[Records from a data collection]
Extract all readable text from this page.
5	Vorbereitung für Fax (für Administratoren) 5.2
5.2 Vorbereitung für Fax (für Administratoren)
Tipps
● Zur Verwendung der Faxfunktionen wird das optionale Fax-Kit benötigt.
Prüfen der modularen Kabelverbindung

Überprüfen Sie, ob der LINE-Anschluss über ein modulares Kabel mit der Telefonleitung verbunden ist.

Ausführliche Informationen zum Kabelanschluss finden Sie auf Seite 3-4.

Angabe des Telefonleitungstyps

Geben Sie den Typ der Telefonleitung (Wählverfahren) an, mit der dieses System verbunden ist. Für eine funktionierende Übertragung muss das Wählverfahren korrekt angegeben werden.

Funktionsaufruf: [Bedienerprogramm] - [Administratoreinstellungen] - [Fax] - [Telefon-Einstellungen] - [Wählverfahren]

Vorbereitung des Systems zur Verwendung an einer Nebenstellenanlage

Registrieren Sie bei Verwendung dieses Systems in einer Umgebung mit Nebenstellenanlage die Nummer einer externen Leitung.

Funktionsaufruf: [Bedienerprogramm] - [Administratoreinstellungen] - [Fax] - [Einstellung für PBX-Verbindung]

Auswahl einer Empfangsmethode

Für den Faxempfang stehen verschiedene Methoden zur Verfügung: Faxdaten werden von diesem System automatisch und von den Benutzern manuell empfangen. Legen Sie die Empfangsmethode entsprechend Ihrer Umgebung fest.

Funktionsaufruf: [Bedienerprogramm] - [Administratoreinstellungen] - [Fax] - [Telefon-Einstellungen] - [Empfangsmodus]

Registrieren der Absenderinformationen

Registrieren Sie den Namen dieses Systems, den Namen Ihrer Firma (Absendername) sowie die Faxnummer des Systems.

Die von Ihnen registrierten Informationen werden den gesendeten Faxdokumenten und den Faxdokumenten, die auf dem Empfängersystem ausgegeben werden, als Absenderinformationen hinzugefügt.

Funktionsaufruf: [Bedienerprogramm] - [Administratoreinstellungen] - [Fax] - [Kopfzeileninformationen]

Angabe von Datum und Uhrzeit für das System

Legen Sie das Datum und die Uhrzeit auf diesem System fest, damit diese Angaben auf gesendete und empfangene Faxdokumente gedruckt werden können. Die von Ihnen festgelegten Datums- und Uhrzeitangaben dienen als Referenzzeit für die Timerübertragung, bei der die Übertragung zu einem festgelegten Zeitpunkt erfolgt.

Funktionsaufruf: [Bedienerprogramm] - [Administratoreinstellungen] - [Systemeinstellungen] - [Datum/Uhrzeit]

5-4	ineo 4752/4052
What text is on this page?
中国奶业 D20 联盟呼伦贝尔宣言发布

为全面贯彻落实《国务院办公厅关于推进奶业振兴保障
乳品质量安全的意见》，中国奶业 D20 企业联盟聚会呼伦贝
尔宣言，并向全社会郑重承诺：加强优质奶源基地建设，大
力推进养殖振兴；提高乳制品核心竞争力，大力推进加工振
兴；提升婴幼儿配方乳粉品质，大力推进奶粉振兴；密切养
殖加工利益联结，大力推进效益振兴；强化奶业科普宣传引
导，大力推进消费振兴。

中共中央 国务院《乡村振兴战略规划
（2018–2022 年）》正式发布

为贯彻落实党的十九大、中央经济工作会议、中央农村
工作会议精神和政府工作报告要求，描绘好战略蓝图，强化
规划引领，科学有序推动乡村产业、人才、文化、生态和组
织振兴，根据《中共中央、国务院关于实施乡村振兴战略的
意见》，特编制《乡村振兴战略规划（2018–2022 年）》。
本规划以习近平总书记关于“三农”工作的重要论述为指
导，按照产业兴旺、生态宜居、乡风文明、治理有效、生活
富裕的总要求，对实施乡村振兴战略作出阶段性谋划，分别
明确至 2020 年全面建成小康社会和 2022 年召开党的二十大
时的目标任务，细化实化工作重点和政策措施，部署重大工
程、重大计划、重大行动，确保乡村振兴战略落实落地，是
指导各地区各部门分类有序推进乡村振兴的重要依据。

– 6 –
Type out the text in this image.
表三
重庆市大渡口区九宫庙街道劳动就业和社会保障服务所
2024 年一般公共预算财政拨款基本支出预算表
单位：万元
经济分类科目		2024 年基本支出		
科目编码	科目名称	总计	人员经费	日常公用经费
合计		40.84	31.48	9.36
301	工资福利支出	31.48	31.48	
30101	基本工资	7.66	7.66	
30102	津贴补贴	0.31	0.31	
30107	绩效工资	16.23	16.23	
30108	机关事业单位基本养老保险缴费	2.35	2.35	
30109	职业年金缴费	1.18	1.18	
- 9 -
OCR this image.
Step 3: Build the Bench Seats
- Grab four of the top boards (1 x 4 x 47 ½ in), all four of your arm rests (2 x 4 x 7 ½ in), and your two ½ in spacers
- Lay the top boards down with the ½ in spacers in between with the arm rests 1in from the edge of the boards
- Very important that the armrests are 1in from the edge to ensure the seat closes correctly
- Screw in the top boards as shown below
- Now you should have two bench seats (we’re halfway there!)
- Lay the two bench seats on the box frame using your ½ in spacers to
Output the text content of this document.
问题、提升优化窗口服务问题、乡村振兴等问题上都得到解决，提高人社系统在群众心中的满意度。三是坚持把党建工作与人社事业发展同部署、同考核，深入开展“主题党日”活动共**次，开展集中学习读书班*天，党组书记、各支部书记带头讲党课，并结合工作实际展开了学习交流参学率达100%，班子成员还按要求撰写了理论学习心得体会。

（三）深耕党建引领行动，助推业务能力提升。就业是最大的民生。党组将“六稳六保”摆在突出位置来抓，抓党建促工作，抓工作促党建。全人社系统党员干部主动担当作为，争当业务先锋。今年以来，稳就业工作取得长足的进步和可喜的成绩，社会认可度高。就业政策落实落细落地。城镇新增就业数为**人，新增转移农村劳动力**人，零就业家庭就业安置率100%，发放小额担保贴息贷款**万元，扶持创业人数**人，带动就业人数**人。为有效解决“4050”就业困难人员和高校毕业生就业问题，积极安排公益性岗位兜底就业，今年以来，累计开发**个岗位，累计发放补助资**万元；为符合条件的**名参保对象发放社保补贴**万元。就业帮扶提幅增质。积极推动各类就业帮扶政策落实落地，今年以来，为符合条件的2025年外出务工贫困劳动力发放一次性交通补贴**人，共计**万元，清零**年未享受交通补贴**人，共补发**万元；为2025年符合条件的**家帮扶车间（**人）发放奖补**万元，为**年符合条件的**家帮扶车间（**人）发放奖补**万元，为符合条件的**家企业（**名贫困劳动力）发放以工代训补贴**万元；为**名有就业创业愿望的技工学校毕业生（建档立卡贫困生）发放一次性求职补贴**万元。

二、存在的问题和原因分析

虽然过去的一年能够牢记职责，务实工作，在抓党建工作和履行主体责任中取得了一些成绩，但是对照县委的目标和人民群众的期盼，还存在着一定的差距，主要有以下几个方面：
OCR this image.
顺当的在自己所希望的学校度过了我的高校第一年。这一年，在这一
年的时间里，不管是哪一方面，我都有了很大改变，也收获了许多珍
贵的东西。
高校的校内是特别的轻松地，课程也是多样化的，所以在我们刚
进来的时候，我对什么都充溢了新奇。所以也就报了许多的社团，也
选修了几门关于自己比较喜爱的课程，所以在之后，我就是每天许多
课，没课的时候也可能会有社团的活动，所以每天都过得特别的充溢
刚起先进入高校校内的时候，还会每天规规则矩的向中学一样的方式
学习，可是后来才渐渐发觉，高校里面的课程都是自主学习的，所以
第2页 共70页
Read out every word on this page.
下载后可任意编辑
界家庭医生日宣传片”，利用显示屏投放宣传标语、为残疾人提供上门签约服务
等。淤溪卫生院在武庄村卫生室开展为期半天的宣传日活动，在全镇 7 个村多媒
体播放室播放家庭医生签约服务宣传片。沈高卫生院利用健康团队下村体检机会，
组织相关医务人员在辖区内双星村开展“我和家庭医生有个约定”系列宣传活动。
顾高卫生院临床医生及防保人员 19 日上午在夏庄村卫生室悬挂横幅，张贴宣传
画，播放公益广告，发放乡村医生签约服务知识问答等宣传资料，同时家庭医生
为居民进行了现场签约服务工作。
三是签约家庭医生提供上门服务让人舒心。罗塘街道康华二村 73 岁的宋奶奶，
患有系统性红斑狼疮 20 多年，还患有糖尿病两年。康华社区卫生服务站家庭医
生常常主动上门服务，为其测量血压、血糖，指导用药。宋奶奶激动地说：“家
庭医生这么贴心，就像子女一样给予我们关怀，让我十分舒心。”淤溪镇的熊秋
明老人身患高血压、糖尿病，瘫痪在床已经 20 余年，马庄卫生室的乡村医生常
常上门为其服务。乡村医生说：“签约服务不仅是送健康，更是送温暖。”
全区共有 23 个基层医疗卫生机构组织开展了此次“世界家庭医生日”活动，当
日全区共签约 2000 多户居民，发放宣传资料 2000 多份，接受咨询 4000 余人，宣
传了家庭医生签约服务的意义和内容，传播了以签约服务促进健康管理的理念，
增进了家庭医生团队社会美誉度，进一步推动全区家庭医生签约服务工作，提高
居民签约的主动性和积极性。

- **WHAT IS EXPECTED**:
Only the number should be given: how many lines of the data contain the word "乡村振兴战略规划"?

- **REPLY TO THE EXERCISE**:
2